◆ What to produce ◆
Take from the listing each line that has the string "Sarr".
# start of Data for this exercise
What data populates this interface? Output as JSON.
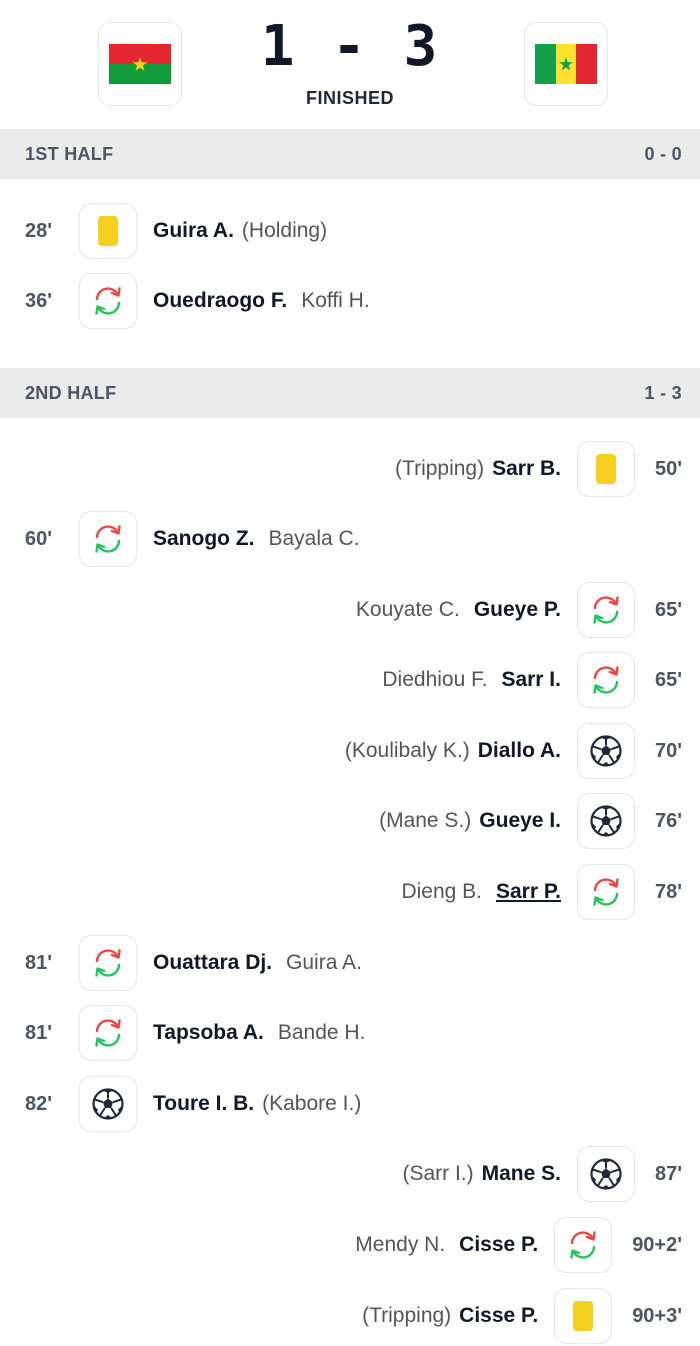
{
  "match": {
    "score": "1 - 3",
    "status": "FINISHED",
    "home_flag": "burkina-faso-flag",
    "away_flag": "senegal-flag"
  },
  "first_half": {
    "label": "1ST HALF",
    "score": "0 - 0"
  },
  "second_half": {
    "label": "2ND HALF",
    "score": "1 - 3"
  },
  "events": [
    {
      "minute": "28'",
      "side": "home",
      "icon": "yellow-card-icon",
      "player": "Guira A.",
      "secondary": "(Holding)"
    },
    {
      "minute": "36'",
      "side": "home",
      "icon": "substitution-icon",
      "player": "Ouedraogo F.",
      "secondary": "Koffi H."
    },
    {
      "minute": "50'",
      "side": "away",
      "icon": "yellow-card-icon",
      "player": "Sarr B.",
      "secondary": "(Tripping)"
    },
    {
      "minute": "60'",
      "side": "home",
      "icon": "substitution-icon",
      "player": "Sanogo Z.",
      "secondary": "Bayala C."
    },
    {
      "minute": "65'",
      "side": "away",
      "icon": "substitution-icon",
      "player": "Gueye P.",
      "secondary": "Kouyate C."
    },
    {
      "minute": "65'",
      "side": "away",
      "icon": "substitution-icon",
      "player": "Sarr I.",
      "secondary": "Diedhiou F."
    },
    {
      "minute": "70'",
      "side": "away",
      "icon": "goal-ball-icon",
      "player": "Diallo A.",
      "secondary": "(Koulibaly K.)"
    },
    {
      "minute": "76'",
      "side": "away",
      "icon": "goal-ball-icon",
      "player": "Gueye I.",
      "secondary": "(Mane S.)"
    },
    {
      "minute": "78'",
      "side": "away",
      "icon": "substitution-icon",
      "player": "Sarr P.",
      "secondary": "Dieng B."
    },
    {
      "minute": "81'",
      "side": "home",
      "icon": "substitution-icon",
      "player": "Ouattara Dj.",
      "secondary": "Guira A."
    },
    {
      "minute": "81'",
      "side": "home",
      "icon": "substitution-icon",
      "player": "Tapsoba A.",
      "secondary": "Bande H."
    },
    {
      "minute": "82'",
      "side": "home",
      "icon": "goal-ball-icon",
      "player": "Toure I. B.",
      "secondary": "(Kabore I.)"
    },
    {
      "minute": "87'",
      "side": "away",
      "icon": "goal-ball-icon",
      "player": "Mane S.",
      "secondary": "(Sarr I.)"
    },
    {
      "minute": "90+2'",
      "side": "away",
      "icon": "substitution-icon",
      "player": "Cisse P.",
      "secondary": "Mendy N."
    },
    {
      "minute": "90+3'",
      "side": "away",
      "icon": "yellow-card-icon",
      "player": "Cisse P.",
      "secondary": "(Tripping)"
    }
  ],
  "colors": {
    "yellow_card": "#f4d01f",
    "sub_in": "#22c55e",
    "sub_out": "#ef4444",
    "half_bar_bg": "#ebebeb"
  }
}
# end of Data for this exercise
# start of Data for this exercise
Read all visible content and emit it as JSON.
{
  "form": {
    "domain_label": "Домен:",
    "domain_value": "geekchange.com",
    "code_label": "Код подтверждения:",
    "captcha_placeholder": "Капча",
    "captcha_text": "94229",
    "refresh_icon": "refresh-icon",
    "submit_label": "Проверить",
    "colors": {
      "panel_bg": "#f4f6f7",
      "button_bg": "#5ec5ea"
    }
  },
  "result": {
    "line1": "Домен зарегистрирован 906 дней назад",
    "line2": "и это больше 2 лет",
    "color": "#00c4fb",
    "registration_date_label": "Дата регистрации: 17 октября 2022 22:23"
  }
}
# end of Data for this exercise
◆ Solution ◆
      "player": "Sarr B.",
      "player": "Sarr I.",
      "player": "Sarr P.",
      "secondary": "(Sarr I.)"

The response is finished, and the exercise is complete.